>> Begin Material supplied

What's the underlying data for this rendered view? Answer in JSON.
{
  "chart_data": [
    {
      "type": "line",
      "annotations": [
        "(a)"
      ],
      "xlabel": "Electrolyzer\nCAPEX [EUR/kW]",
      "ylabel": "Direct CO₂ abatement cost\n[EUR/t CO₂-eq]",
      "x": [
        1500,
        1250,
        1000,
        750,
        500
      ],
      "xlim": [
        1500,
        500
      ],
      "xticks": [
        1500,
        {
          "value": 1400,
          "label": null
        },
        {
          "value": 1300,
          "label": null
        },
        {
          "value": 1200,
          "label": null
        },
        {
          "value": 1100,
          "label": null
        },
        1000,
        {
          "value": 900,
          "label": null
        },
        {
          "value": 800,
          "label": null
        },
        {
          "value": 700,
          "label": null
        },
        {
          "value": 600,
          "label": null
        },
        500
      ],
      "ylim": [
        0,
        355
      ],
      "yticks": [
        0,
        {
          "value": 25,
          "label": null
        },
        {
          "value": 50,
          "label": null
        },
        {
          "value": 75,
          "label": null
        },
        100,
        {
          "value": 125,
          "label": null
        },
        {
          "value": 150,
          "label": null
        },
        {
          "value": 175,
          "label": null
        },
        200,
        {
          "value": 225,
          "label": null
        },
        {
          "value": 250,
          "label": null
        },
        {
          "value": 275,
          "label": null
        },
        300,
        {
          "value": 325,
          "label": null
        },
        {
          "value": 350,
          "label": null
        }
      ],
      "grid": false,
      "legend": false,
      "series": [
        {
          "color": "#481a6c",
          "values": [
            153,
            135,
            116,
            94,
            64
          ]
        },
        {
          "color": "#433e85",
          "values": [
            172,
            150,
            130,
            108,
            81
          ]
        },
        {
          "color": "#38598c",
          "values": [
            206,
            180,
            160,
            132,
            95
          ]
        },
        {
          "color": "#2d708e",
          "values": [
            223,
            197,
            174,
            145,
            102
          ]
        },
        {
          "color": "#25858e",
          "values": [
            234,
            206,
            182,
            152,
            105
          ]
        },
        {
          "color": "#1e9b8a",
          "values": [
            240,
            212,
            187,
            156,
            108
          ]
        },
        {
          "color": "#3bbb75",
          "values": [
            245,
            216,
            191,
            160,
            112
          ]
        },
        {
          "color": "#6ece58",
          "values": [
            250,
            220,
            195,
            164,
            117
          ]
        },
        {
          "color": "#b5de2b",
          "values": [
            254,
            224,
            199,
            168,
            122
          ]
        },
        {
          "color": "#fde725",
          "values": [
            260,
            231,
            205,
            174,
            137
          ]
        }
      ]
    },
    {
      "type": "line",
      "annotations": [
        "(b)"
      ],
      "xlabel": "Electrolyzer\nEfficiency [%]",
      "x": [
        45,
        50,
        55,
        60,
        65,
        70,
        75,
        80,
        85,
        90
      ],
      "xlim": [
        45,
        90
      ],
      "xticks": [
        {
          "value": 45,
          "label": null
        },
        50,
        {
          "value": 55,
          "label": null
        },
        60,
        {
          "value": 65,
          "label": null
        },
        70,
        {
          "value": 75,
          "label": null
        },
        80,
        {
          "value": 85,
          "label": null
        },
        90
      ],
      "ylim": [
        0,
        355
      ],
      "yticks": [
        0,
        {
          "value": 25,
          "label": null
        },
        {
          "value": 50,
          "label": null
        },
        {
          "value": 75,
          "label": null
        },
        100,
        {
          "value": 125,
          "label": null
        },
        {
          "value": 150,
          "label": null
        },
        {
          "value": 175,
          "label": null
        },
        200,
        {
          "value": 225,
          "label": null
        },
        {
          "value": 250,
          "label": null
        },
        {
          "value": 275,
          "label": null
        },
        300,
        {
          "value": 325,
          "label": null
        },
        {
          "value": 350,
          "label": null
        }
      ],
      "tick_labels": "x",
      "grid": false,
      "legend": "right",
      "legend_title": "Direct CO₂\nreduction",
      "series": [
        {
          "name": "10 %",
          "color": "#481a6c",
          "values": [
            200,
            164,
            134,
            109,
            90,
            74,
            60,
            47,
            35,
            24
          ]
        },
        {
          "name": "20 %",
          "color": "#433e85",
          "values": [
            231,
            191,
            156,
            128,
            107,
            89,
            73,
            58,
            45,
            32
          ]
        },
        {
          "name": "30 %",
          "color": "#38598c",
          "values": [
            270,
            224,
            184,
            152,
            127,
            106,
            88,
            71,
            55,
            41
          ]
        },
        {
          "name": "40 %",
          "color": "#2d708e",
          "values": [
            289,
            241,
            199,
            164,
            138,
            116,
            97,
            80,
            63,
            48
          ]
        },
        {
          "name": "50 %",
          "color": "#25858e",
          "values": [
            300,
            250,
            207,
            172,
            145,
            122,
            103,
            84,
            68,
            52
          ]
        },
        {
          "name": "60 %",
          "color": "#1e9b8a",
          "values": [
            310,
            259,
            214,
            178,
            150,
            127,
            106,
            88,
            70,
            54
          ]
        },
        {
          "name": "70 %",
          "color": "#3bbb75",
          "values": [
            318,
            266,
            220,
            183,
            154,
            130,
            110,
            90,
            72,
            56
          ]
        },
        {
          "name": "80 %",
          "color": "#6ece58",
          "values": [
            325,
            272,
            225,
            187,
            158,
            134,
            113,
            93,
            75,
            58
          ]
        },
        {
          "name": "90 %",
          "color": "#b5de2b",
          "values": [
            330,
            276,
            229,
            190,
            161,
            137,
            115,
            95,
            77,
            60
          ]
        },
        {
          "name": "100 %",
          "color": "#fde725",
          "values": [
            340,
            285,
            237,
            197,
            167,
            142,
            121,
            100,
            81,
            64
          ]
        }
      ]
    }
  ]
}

>> End Material supplied

> [Work to complete]: Print all the data exactly.

> [Answer to this exercise]:
What's the underlying data for this rendered view? Answer in JSON.
{
  "chart_data": [
    {
      "type": "line",
      "annotations": [
        "(a)"
      ],
      "xlabel": "Electrolyzer\nCAPEX [EUR/kW]",
      "ylabel": "Direct CO₂ abatement cost\n[EUR/t CO₂-eq]",
      "x": [
        1500,
        1250,
        1000,
        750,
        500
      ],
      "xlim": [
        1500,
        500
      ],
      "xticks": [
        1500,
        {
          "value": 1400,
          "label": null
        },
        {
          "value": 1300,
          "label": null
        },
        {
          "value": 1200,
          "label": null
        },
        {
          "value": 1100,
          "label": null
        },
        1000,
        {
          "value": 900,
          "label": null
        },
        {
          "value": 800,
          "label": null
        },
        {
          "value": 700,
          "label": null
        },
        {
          "value": 600,
          "label": null
        },
        500
      ],
      "ylim": [
        0,
        355
      ],
      "yticks": [
        0,
        {
          "value": 25,
          "label": null
        },
        {
          "value": 50,
          "label": null
        },
        {
          "value": 75,
          "label": null
        },
        100,
        {
          "value": 125,
          "label": null
        },
        {
          "value": 150,
          "label": null
        },
        {
          "value": 175,
          "label": null
        },
        200,
        {
          "value": 225,
          "label": null
        },
        {
          "value": 250,
          "label": null
        },
        {
          "value": 275,
          "label": null
        },
        300,
        {
          "value": 325,
          "label": null
        },
        {
          "value": 350,
          "label": null
        }
      ],
      "grid": false,
      "legend": false,
      "series": [
        {
          "color": "#481a6c",
          "values": [
            153,
            135,
            116,
            94,
            64
          ]
        },
        {
          "color": "#433e85",
          "values": [
            172,
            150,
            130,
            108,
            81
          ]
        },
        {
          "color": "#38598c",
          "values": [
            206,
            180,
            160,
            132,
            95
          ]
        },
        {
          "color": "#2d708e",
          "values": [
            223,
            197,
            174,
            145,
            102
          ]
        },
        {
          "color": "#25858e",
          "values": [
            234,
            206,
            182,
            152,
            105
          ]
        },
        {
          "color": "#1e9b8a",
          "values": [
            240,
            212,
            187,
            156,
            108
          ]
        },
        {
          "color": "#3bbb75",
          "values": [
            245,
            216,
            191,
            160,
            112
          ]
        },
        {
          "color": "#6ece58",
          "values": [
            250,
            220,
            195,
            164,
            117
          ]
        },
        {
          "color": "#b5de2b",
          "values": [
            254,
            224,
            199,
            168,
            122
          ]
        },
        {
          "color": "#fde725",
          "values": [
            260,
            231,
            205,
            174,
            137
          ]
        }
      ]
    },
    {
      "type": "line",
      "annotations": [
        "(b)"
      ],
      "xlabel": "Electrolyzer\nEfficiency [%]",
      "x": [
        45,
        50,
        55,
        60,
        65,
        70,
        75,
        80,
        85,
        90
      ],
      "xlim": [
        45,
        90
      ],
      "xticks": [
        {
          "value": 45,
          "label": null
        },
        50,
        {
          "value": 55,
          "label": null
        },
        60,
        {
          "value": 65,
          "label": null
        },
        70,
        {
          "value": 75,
          "label": null
        },
        80,
        {
          "value": 85,
          "label": null
        },
        90
      ],
      "ylim": [
        0,
        355
      ],
      "yticks": [
        0,
        {
          "value": 25,
          "label": null
        },
        {
          "value": 50,
          "label": null
        },
        {
          "value": 75,
          "label": null
        },
        100,
        {
          "value": 125,
          "label": null
        },
        {
          "value": 150,
          "label": null
        },
        {
          "value": 175,
          "label": null
        },
        200,
        {
          "value": 225,
          "label": null
        },
        {
          "value": 250,
          "label": null
        },
        {
          "value": 275,
          "label": null
        },
        300,
        {
          "value": 325,
          "label": null
        },
        {
          "value": 350,
          "label": null
        }
      ],
      "tick_labels": "x",
      "grid": false,
      "legend": "right",
      "legend_title": "Direct CO₂\nreduction",
      "series": [
        {
          "name": "10 %",
          "color": "#481a6c",
          "values": [
            200,
            164,
            134,
            109,
            90,
            74,
            60,
            47,
            35,
            24
          ]
        },
        {
          "name": "20 %",
          "color": "#433e85",
          "values": [
            231,
            191,
            156,
            128,
            107,
            89,
            73,
            58,
            45,
            32
          ]
        },
        {
          "name": "30 %",
          "color": "#38598c",
          "values": [
            270,
            224,
            184,
            152,
            127,
            106,
            88,
            71,
            55,
            41
          ]
        },
        {
          "name": "40 %",
          "color": "#2d708e",
          "values": [
            289,
            241,
            199,
            164,
            138,
            116,
            97,
            80,
            63,
            48
          ]
        },
        {
          "name": "50 %",
          "color": "#25858e",
          "values": [
            300,
            250,
            207,
            172,
            145,
            122,
            103,
            84,
            68,
            52
          ]
        },
        {
          "name": "60 %",
          "color": "#1e9b8a",
          "values": [
            310,
            259,
            214,
            178,
            150,
            127,
            106,
            88,
            70,
            54
          ]
        },
        {
          "name": "70 %",
          "color": "#3bbb75",
          "values": [
            318,
            266,
            220,
            183,
            154,
            130,
            110,
            90,
            72,
            56
          ]
        },
        {
          "name": "80 %",
          "color": "#6ece58",
          "values": [
            325,
            272,
            225,
            187,
            158,
            134,
            113,
            93,
            75,
            58
          ]
        },
        {
          "name": "90 %",
          "color": "#b5de2b",
          "values": [
            330,
            276,
            229,
            190,
            161,
            137,
            115,
            95,
            77,
            60
          ]
        },
        {
          "name": "100 %",
          "color": "#fde725",
          "values": [
            340,
            285,
            237,
            197,
            167,
            142,
            121,
            100,
            81,
            64
          ]
        }
      ]
    }
  ]
}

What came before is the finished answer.